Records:

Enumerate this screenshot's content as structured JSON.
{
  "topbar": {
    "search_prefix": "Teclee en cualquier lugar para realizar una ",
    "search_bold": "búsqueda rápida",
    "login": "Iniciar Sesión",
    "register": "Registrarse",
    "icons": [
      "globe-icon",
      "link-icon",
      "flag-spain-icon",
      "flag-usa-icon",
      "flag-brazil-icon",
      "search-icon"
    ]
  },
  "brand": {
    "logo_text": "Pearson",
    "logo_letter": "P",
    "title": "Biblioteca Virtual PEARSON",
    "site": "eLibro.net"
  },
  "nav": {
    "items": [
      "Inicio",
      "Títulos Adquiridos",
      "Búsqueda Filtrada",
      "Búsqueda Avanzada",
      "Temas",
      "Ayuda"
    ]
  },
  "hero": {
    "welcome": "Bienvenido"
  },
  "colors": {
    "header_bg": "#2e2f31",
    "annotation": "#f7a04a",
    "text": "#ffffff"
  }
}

...

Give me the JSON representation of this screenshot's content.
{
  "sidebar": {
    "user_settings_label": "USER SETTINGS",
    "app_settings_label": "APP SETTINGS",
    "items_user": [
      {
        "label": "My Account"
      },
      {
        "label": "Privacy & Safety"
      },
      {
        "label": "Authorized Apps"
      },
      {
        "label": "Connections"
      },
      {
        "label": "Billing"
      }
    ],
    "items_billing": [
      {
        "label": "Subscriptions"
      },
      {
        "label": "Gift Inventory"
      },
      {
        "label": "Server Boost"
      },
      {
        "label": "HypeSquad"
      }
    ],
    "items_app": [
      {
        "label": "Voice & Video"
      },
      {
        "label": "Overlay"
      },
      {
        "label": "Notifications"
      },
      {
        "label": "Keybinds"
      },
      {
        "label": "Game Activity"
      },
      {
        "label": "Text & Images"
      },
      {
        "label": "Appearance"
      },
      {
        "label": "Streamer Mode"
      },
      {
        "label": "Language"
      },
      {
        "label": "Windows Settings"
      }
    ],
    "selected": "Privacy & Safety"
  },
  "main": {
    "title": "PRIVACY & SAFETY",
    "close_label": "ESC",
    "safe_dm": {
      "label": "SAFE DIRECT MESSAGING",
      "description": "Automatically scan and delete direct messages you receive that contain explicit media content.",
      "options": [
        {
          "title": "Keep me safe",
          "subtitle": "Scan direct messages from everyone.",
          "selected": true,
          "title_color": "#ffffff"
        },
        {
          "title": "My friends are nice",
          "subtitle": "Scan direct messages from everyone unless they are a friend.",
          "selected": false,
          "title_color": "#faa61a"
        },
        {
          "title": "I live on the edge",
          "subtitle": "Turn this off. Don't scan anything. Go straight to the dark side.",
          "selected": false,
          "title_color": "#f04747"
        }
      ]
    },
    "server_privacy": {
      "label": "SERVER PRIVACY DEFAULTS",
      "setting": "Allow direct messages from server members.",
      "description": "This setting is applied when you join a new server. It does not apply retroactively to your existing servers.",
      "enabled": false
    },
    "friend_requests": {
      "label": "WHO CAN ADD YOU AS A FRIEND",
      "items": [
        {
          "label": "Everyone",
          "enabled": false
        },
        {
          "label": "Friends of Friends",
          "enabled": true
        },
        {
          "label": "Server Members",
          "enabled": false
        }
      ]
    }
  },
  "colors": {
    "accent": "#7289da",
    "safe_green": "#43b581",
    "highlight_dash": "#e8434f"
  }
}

» **WHAT IS EXPECTED**: Find the lines containing "selected" and list every one of them.

» **RESULT OF THE TASK**:
    "selected": "Privacy & Safety"
          "selected": true,
          "selected": false,
          "selected": false,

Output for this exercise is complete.